━━━━━ INFORMATION GIVEN

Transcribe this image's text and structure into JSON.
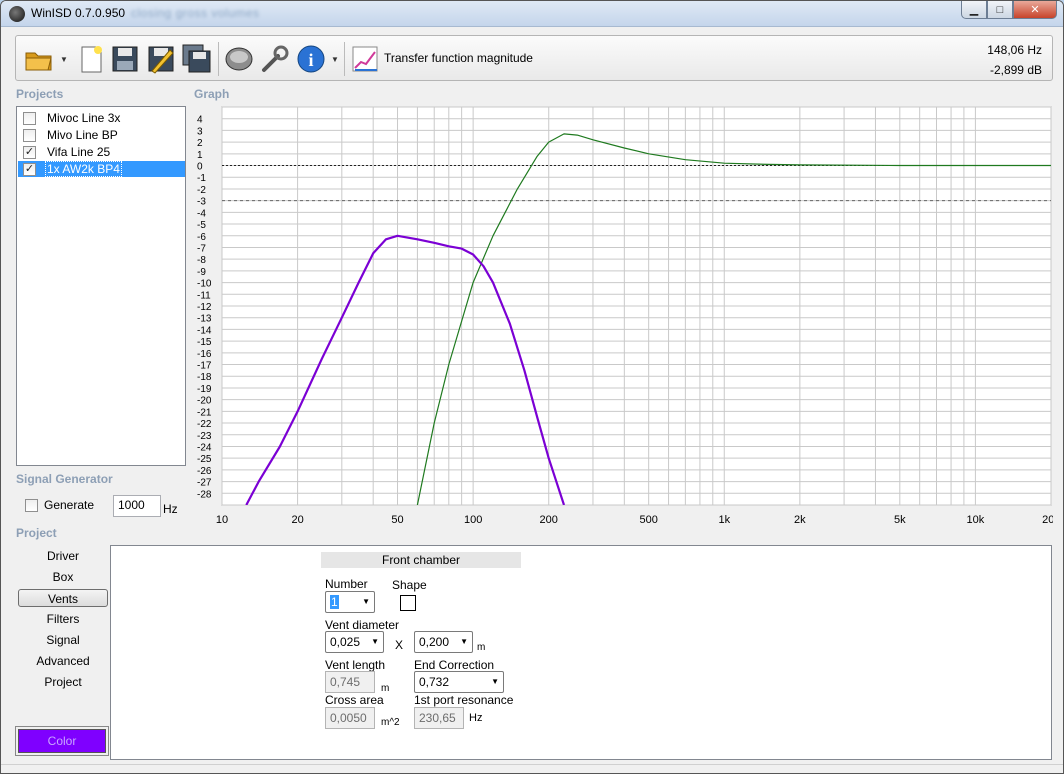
{
  "window": {
    "title": "WinISD 0.7.0.950",
    "title_blurred": "closing gross volumes",
    "controls": {
      "minimize": "▁",
      "maximize": "□",
      "close": "✕"
    }
  },
  "toolbar": {
    "icons": [
      "open-folder-icon",
      "new-document-icon",
      "save-icon",
      "save-as-icon",
      "save-all-icon",
      "driver-icon",
      "settings-wrench-icon",
      "info-icon",
      "graph-icon"
    ],
    "graph_label": "Transfer function magnitude",
    "readout_hz": "148,06 Hz",
    "readout_db": "-2,899 dB"
  },
  "projects": {
    "label": "Projects",
    "items": [
      {
        "label": "Mivoc Line 3x",
        "checked": false,
        "selected": false
      },
      {
        "label": "Mivo Line BP",
        "checked": false,
        "selected": false
      },
      {
        "label": "Vifa Line 25",
        "checked": true,
        "selected": false
      },
      {
        "label": "1x AW2k BP4",
        "checked": true,
        "selected": true
      }
    ]
  },
  "graph": {
    "label": "Graph"
  },
  "signal_generator": {
    "label": "Signal Generator",
    "generate_label": "Generate",
    "generate_checked": false,
    "frequency": "1000",
    "unit": "Hz"
  },
  "project_nav": {
    "label": "Project",
    "items": [
      "Driver",
      "Box",
      "Vents",
      "Filters",
      "Signal",
      "Advanced",
      "Project"
    ],
    "active": "Vents",
    "color_button": "Color",
    "color_value": "#7f00ff"
  },
  "vents_panel": {
    "header": "Front chamber",
    "number_label": "Number",
    "number_value": "1",
    "shape_label": "Shape",
    "vent_diameter_label": "Vent diameter",
    "vent_diameter_value": "0,025",
    "times": "X",
    "vent_height_value": "0,200",
    "diameter_unit": "m",
    "vent_length_label": "Vent length",
    "vent_length_value": "0,745",
    "vent_length_unit": "m",
    "end_correction_label": "End Correction",
    "end_correction_value": "0,732",
    "cross_area_label": "Cross area",
    "cross_area_value": "0,0050",
    "cross_area_unit": "m^2",
    "port_resonance_label": "1st port resonance",
    "port_resonance_value": "230,65",
    "port_resonance_unit": "Hz"
  },
  "chart_data": {
    "type": "line",
    "x_scale": "log",
    "xlim": [
      10,
      20000
    ],
    "ylim": [
      -29,
      5
    ],
    "x_ticks": [
      {
        "v": 10,
        "label": "10"
      },
      {
        "v": 20,
        "label": "20"
      },
      {
        "v": 50,
        "label": "50"
      },
      {
        "v": 100,
        "label": "100"
      },
      {
        "v": 200,
        "label": "200"
      },
      {
        "v": 500,
        "label": "500"
      },
      {
        "v": 1000,
        "label": "1k"
      },
      {
        "v": 2000,
        "label": "2k"
      },
      {
        "v": 5000,
        "label": "5k"
      },
      {
        "v": 10000,
        "label": "10k"
      },
      {
        "v": 20000,
        "label": "20k"
      }
    ],
    "y_ticks": [
      4,
      3,
      2,
      1,
      0,
      -1,
      -2,
      -3,
      -4,
      -5,
      -6,
      -7,
      -8,
      -9,
      -10,
      -11,
      -12,
      -13,
      -14,
      -15,
      -16,
      -17,
      -18,
      -19,
      -20,
      -21,
      -22,
      -23,
      -24,
      -25,
      -26,
      -27,
      -28
    ],
    "reference_lines": [
      {
        "y": 0,
        "style": "dotted-dark"
      },
      {
        "y": -3,
        "style": "dotted-light"
      }
    ],
    "grid": true,
    "series": [
      {
        "color": "#1f7a1f",
        "points": [
          [
            60,
            -29
          ],
          [
            70,
            -22
          ],
          [
            80,
            -17
          ],
          [
            100,
            -10
          ],
          [
            120,
            -6
          ],
          [
            150,
            -2
          ],
          [
            180,
            0.8
          ],
          [
            200,
            2
          ],
          [
            230,
            2.7
          ],
          [
            260,
            2.6
          ],
          [
            300,
            2.2
          ],
          [
            400,
            1.5
          ],
          [
            500,
            1.0
          ],
          [
            700,
            0.5
          ],
          [
            1000,
            0.2
          ],
          [
            1500,
            0.1
          ],
          [
            2000,
            0.05
          ],
          [
            5000,
            0
          ],
          [
            20000,
            0
          ]
        ]
      },
      {
        "color": "#7b00d4",
        "points": [
          [
            12.5,
            -29
          ],
          [
            14,
            -27
          ],
          [
            17,
            -24
          ],
          [
            20,
            -21
          ],
          [
            25,
            -16.5
          ],
          [
            30,
            -13
          ],
          [
            35,
            -10
          ],
          [
            40,
            -7.5
          ],
          [
            45,
            -6.3
          ],
          [
            50,
            -6.0
          ],
          [
            60,
            -6.3
          ],
          [
            70,
            -6.6
          ],
          [
            80,
            -6.9
          ],
          [
            90,
            -7.1
          ],
          [
            100,
            -7.6
          ],
          [
            110,
            -8.6
          ],
          [
            120,
            -10
          ],
          [
            140,
            -13.5
          ],
          [
            160,
            -17.5
          ],
          [
            180,
            -21.5
          ],
          [
            200,
            -25
          ],
          [
            230,
            -29
          ]
        ]
      }
    ]
  }
}
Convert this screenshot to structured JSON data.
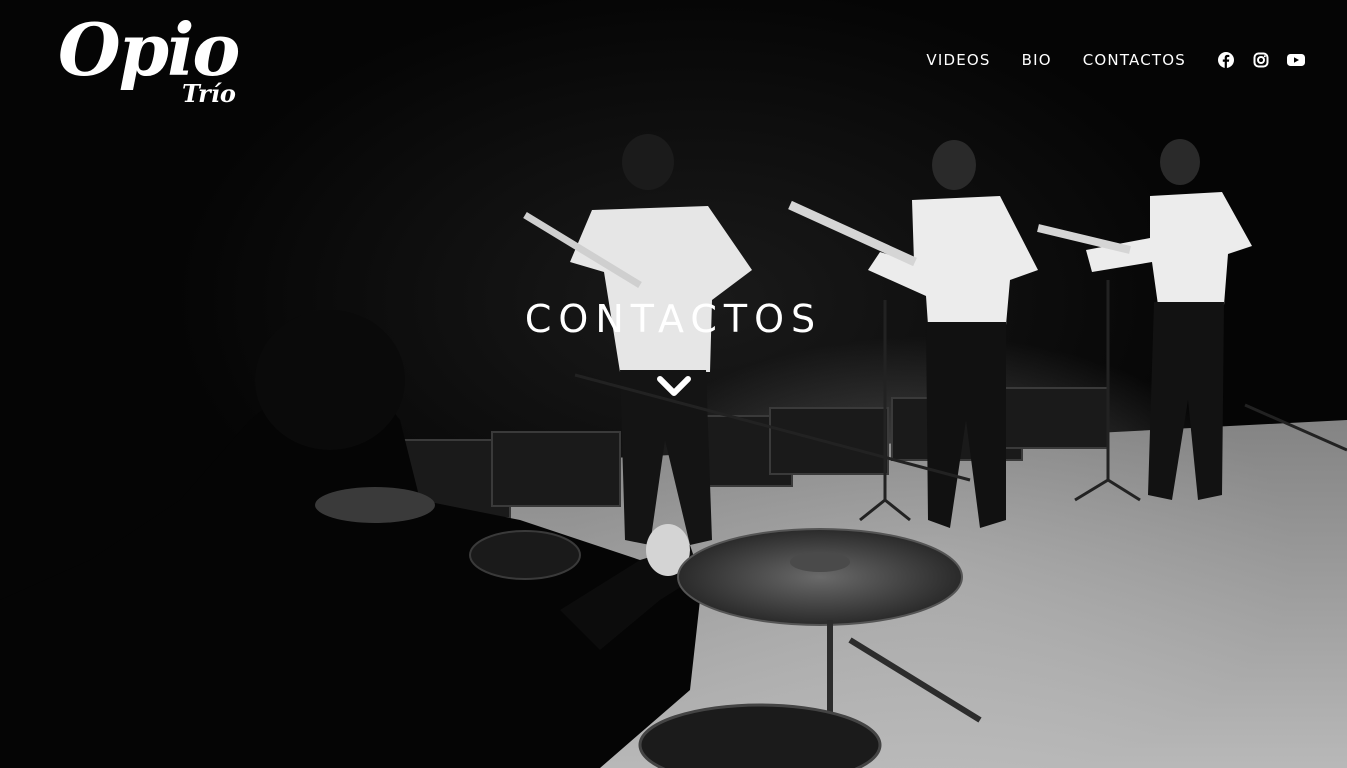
{
  "header": {
    "logo": {
      "title": "Opio",
      "subtitle": "Trío"
    },
    "nav": {
      "items": [
        "VIDEOS",
        "BIO",
        "CONTACTOS"
      ]
    },
    "social": [
      "facebook-icon",
      "instagram-icon",
      "youtube-icon"
    ]
  },
  "hero": {
    "title": "CONTACTOS",
    "scroll_icon": "chevron-down-icon"
  }
}
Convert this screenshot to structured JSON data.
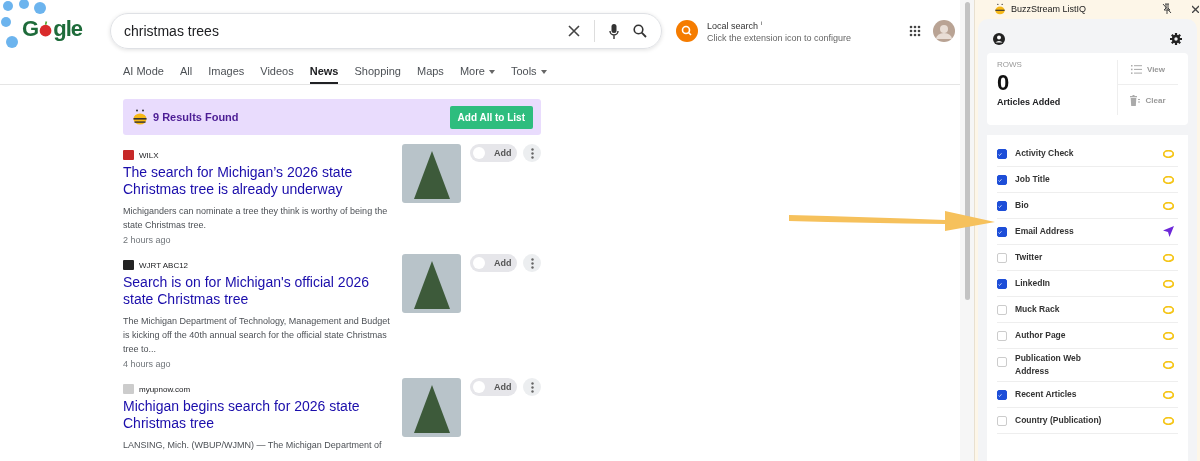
{
  "logo": {
    "parts": [
      "G",
      "gle"
    ]
  },
  "search": {
    "value": "christmas trees"
  },
  "local_search": {
    "title": "Local search",
    "info": "i",
    "hint": "Click the extension icon to configure"
  },
  "tabs": [
    {
      "label": "AI Mode",
      "selected": false,
      "dropdown": false
    },
    {
      "label": "All",
      "selected": false,
      "dropdown": false
    },
    {
      "label": "Images",
      "selected": false,
      "dropdown": false
    },
    {
      "label": "Videos",
      "selected": false,
      "dropdown": false
    },
    {
      "label": "News",
      "selected": true,
      "dropdown": false
    },
    {
      "label": "Shopping",
      "selected": false,
      "dropdown": false
    },
    {
      "label": "Maps",
      "selected": false,
      "dropdown": false
    },
    {
      "label": "More",
      "selected": false,
      "dropdown": true
    },
    {
      "label": "Tools",
      "selected": false,
      "dropdown": true
    }
  ],
  "results_banner": {
    "text": "9 Results Found",
    "button": "Add All to List"
  },
  "articles": [
    {
      "source": "WILX",
      "title": "The search for Michigan’s 2026 state Christmas tree is already underway",
      "snippet": "Michiganders can nominate a tree they think is worthy of being the state Christmas tree.",
      "time": "2 hours ago",
      "add_label": "Add",
      "added": false
    },
    {
      "source": "WJRT ABC12",
      "title": "Search is on for Michigan's official 2026 state Christmas tree",
      "snippet": "The Michigan Department of Technology, Management and Budget is kicking off the 40th annual search for the official state Christmas tree to...",
      "time": "4 hours ago",
      "add_label": "Add",
      "added": false
    },
    {
      "source": "myupnow.com",
      "title": "Michigan begins search for 2026 state Christmas tree",
      "snippet": "LANSING, Mich. (WBUP/WJMN) — The Michigan Department of",
      "add_label": "Add",
      "added": false
    }
  ],
  "panel": {
    "title": "BuzzStream ListIQ",
    "stats": {
      "caption": "ROWS",
      "count": "0",
      "label": "Articles Added",
      "view": "View",
      "clear": "Clear"
    },
    "fields": [
      {
        "label": "Activity Check",
        "checked": true,
        "kind": "coin"
      },
      {
        "label": "Job Title",
        "checked": true,
        "kind": "coin"
      },
      {
        "label": "Bio",
        "checked": true,
        "kind": "coin"
      },
      {
        "label": "Email Address",
        "checked": true,
        "kind": "send"
      },
      {
        "label": "Twitter",
        "checked": false,
        "kind": "coin"
      },
      {
        "label": "LinkedIn",
        "checked": true,
        "kind": "coin"
      },
      {
        "label": "Muck Rack",
        "checked": false,
        "kind": "coin"
      },
      {
        "label": "Author Page",
        "checked": false,
        "kind": "coin"
      },
      {
        "label": "Publication Web Address",
        "checked": false,
        "kind": "coin"
      },
      {
        "label": "Recent Articles",
        "checked": true,
        "kind": "coin"
      },
      {
        "label": "Country (Publication)",
        "checked": false,
        "kind": "coin"
      }
    ]
  }
}
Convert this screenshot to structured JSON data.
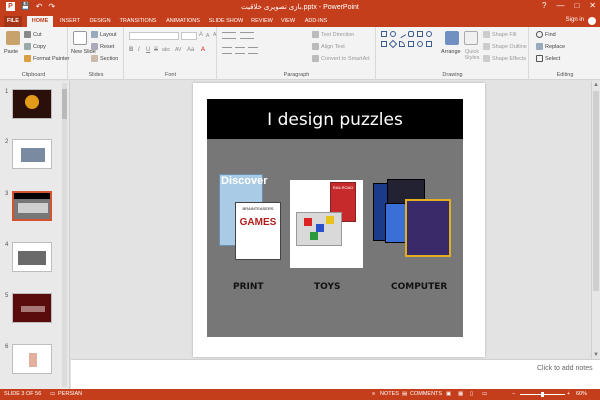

━━━━━━━━━━

STATED GOAL:
Select, from the listing, all lines that include the word "snippet".

RESULT FOR THIS EXERCISE:
      "snippet": "Michiganders can nominate a tree they think is worthy of being the state Christmas tree.",
      "snippet": "The Michigan Department of Technology, Management and Budget is kicking off the 40th annual search for the official state Christmas tree to...",
      "snippet": "LANSING, Mich. (WBUP/WJMN) — The Michigan Department of",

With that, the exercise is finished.